• [WHAT TO PRODUCE] Check every line of the material below for the string "البناء", and return the ones that have it.

------ RECORDS FOR PROCESSING

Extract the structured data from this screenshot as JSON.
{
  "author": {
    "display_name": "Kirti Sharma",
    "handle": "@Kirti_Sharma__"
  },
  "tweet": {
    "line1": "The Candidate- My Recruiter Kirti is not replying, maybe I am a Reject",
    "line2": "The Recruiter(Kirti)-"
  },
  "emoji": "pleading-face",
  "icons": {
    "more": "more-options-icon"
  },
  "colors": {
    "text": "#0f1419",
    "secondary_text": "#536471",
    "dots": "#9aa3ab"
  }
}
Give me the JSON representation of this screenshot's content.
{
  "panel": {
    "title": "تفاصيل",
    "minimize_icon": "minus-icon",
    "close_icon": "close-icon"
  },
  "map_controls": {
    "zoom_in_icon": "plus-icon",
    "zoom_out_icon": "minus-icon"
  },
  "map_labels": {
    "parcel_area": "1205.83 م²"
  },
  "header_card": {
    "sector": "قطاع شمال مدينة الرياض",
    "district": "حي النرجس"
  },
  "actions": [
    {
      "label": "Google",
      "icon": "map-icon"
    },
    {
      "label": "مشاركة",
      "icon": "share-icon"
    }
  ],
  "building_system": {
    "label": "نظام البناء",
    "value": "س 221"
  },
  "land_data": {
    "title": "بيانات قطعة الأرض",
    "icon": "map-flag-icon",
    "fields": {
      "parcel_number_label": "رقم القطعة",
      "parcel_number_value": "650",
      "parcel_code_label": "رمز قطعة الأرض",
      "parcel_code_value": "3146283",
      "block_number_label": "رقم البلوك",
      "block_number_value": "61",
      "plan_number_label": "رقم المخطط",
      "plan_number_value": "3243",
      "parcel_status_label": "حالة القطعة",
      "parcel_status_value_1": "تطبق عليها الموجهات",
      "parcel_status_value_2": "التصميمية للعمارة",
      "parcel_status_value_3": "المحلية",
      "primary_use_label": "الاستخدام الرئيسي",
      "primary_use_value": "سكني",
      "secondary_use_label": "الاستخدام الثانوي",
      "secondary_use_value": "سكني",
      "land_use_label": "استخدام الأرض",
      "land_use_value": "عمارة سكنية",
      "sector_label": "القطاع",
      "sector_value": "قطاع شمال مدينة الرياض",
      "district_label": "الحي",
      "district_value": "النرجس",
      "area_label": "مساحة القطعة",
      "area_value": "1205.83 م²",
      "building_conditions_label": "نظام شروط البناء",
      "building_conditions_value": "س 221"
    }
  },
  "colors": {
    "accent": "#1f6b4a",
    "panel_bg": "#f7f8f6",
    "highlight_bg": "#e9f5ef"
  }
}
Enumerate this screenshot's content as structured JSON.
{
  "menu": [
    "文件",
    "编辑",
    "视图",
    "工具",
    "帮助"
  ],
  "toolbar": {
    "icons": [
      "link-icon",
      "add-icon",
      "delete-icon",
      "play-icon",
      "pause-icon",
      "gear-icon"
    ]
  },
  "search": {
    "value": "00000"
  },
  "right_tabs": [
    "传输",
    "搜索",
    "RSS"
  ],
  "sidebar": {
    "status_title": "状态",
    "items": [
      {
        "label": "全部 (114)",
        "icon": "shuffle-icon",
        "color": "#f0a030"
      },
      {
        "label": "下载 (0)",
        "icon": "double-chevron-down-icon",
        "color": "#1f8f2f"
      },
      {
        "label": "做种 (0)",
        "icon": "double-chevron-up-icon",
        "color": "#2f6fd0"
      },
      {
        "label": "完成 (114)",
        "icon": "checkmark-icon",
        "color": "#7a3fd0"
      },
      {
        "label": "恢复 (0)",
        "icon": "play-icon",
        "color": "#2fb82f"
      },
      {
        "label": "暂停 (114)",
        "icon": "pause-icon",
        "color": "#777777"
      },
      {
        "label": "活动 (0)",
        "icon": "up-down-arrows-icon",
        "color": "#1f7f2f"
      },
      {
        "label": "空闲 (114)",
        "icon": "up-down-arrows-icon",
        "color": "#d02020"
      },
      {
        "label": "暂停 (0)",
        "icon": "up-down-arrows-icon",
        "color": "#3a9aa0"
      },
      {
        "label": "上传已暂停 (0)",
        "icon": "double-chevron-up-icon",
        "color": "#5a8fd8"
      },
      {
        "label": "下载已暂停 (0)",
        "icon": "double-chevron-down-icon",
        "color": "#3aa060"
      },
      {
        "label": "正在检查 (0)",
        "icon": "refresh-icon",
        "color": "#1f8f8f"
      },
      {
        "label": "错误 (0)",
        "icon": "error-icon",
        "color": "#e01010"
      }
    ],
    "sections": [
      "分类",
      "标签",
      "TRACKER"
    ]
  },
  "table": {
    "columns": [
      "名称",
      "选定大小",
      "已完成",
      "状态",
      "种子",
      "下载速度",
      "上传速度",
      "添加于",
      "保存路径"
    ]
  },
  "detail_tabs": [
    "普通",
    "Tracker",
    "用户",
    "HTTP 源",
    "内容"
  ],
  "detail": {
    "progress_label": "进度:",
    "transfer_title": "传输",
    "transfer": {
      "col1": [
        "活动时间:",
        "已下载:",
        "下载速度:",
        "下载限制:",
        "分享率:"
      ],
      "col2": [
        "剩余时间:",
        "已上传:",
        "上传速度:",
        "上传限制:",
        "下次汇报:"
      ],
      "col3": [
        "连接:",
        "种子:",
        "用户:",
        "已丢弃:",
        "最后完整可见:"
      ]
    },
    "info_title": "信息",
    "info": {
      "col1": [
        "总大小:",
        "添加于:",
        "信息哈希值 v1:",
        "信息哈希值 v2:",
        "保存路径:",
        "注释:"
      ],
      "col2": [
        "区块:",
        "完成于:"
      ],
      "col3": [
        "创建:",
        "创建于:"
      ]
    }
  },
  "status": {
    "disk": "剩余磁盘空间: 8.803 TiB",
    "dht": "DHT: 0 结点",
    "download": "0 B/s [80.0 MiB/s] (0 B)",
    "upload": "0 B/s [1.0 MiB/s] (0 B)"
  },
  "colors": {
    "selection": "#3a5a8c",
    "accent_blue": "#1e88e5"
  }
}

------------

• [EXERCISE ANSWER]
    "label": "نظام البناء",
      "building_conditions_label": "نظام شروط البناء",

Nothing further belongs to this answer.